WHAT YOU ARE ASKED TO DO>
Transcribe the records below exactly.

──────── RECORDS TO PROCESS ────────

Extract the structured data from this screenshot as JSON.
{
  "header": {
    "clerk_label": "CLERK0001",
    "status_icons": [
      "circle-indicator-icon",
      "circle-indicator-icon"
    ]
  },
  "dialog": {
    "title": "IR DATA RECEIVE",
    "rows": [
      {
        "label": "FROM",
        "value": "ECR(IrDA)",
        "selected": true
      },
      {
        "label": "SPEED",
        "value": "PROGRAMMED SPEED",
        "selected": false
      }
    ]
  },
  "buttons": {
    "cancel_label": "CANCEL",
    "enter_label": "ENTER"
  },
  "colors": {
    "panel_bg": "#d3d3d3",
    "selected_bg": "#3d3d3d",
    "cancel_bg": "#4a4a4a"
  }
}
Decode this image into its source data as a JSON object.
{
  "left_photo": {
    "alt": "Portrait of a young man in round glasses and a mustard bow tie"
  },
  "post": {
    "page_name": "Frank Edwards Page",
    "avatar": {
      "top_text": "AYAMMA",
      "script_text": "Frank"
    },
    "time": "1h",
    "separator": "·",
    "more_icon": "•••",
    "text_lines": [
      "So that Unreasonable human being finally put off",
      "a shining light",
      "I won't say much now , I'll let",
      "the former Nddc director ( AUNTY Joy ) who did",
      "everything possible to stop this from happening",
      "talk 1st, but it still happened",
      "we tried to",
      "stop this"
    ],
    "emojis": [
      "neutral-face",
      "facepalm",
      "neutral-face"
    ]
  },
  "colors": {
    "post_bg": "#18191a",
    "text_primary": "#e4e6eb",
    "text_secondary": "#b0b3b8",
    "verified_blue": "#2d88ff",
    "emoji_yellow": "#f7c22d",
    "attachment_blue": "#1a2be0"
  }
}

────────

EXERCISE ANSWER>
Extract the structured data from this screenshot as JSON.
{
  "header": {
    "clerk_label": "CLERK0001",
    "status_icons": [
      "circle-indicator-icon",
      "circle-indicator-icon"
    ]
  },
  "dialog": {
    "title": "IR DATA RECEIVE",
    "rows": [
      {
        "label": "FROM",
        "value": "ECR(IrDA)",
        "selected": true
      },
      {
        "label": "SPEED",
        "value": "PROGRAMMED SPEED",
        "selected": false
      }
    ]
  },
  "buttons": {
    "cancel_label": "CANCEL",
    "enter_label": "ENTER"
  },
  "colors": {
    "panel_bg": "#d3d3d3",
    "selected_bg": "#3d3d3d",
    "cancel_bg": "#4a4a4a"
  }
}
Decode this image into its source data as a JSON object.
{
  "left_photo": {
    "alt": "Portrait of a young man in round glasses and a mustard bow tie"
  },
  "post": {
    "page_name": "Frank Edwards Page",
    "avatar": {
      "top_text": "AYAMMA",
      "script_text": "Frank"
    },
    "time": "1h",
    "separator": "·",
    "more_icon": "•••",
    "text_lines": [
      "So that Unreasonable human being finally put off",
      "a shining light",
      "I won't say much now , I'll let",
      "the former Nddc director ( AUNTY Joy ) who did",
      "everything possible to stop this from happening",
      "talk 1st, but it still happened",
      "we tried to",
      "stop this"
    ],
    "emojis": [
      "neutral-face",
      "facepalm",
      "neutral-face"
    ]
  },
  "colors": {
    "post_bg": "#18191a",
    "text_primary": "#e4e6eb",
    "text_secondary": "#b0b3b8",
    "verified_blue": "#2d88ff",
    "emoji_yellow": "#f7c22d",
    "attachment_blue": "#1a2be0"
  }
}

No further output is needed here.